··· Source passage ···
BackupPC-users

Re: [BackupPC-users] RsyncP problem

2009-12-07 13:31:19
Subject: Re: [BackupPC-users] RsyncP problem
From: "Harald Amtmann" <[email protected]>
To: "General list for user discussion, questions and support" <backuppc-users AT lists.sourceforge DOT net>
Date: Mon, 07 Dec 2009 19:29:07 +0100
So, for anyone who cares (doesn't seem to be anyone on this list who noticed), 
I found this post from 2006 stating and analyzing my exact problem:

http://www.topology.org/linux/backuppc.html
On this site, search for "Design flaw: Avoidable re-transmission of massive 
amounts of data."


For future reference and archiving, I quote here in full:

"2006-6-7:
During the last week while using BackupPC in earnest, I have noticed a very 
serious design flaw which it totally avoidable by making a small change to the 
software. First I will describe the flaw with an example.

   1. First I back up the ryncd "module" home from computer client1 to computer 
server1 using the "rsyncd" method. This uses the following line in the server1 
config.pl file:

      $Conf{RsyncShareName} = ['home'];

   2. Then I do an incremental back-up of module "home" from client1 to 
server1. This back-up correctly sends only the changes in the file-system 
module "home" over the network. So the back-up is very quick.
··· Records supplied ···
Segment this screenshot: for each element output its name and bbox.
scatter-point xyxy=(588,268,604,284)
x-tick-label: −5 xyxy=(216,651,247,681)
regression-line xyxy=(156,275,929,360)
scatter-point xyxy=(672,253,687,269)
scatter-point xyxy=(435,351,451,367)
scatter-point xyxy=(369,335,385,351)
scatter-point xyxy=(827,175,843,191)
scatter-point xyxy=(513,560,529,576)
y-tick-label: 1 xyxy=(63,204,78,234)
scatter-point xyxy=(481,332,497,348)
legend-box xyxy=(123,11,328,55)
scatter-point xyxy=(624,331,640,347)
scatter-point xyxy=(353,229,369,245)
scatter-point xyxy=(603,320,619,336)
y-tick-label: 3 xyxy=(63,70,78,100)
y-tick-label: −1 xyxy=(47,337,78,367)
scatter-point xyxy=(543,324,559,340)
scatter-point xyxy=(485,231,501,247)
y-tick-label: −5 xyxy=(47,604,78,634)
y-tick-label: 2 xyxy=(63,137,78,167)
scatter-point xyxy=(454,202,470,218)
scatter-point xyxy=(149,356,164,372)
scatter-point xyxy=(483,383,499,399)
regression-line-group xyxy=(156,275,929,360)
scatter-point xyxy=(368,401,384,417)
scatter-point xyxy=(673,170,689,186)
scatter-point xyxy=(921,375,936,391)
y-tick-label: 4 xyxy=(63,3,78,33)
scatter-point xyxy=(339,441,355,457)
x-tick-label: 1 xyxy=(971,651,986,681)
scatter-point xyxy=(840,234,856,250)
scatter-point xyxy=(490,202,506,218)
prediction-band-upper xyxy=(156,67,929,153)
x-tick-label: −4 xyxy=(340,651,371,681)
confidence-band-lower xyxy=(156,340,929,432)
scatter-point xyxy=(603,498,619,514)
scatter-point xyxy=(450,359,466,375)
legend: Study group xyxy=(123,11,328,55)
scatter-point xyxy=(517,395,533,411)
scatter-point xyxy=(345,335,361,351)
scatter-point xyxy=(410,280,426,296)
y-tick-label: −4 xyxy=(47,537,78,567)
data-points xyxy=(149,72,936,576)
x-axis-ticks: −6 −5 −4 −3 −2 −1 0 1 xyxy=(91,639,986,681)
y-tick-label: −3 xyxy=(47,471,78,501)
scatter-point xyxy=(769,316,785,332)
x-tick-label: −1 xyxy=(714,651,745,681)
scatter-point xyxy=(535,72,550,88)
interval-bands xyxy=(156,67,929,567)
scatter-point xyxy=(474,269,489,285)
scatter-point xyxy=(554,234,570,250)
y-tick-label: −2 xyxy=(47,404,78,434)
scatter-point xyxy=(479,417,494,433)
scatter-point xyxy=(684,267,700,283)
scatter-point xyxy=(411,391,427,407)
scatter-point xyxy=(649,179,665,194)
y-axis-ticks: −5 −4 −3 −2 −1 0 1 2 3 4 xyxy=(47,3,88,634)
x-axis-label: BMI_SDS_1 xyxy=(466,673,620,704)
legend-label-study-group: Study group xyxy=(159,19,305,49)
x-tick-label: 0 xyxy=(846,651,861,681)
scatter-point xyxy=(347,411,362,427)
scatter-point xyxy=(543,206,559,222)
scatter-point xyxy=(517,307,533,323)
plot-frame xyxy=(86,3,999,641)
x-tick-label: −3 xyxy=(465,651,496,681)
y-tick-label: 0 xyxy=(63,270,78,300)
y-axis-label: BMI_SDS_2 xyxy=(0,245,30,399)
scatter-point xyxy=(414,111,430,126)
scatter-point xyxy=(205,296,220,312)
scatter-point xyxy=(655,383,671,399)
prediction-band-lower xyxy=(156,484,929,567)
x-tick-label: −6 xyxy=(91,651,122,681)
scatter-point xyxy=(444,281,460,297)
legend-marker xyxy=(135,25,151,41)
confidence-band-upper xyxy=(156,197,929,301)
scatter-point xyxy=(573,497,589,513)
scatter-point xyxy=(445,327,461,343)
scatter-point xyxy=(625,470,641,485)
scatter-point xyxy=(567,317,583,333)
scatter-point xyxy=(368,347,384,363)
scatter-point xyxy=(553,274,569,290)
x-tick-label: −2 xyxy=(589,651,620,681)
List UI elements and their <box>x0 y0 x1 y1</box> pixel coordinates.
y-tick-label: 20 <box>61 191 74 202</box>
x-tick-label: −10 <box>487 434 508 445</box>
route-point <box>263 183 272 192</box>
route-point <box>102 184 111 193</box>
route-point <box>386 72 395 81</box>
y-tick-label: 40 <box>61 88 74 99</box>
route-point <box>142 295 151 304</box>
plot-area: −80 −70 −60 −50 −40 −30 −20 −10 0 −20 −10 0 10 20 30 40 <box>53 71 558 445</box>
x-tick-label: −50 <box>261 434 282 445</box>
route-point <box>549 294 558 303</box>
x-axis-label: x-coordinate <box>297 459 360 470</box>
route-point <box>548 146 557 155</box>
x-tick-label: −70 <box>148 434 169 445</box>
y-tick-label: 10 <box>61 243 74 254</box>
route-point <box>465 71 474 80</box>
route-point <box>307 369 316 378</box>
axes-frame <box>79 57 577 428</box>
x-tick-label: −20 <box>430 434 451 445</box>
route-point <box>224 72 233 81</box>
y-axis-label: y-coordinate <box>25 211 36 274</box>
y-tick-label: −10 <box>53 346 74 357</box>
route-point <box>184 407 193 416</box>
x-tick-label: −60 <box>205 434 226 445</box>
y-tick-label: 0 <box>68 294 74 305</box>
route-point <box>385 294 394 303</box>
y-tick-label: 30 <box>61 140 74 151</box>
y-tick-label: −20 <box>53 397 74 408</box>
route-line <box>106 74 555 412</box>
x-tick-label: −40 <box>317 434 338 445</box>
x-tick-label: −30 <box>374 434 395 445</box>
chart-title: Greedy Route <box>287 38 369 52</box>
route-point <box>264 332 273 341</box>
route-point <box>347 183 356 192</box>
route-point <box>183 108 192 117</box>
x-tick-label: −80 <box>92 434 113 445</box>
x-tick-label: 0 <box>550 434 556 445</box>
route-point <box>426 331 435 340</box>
···
_Work to complete_
In the BackupPC thread, which method is used in the first step to back up the module "home" from client1 to server1?

_Exercise answer_
The "rsyncd" method.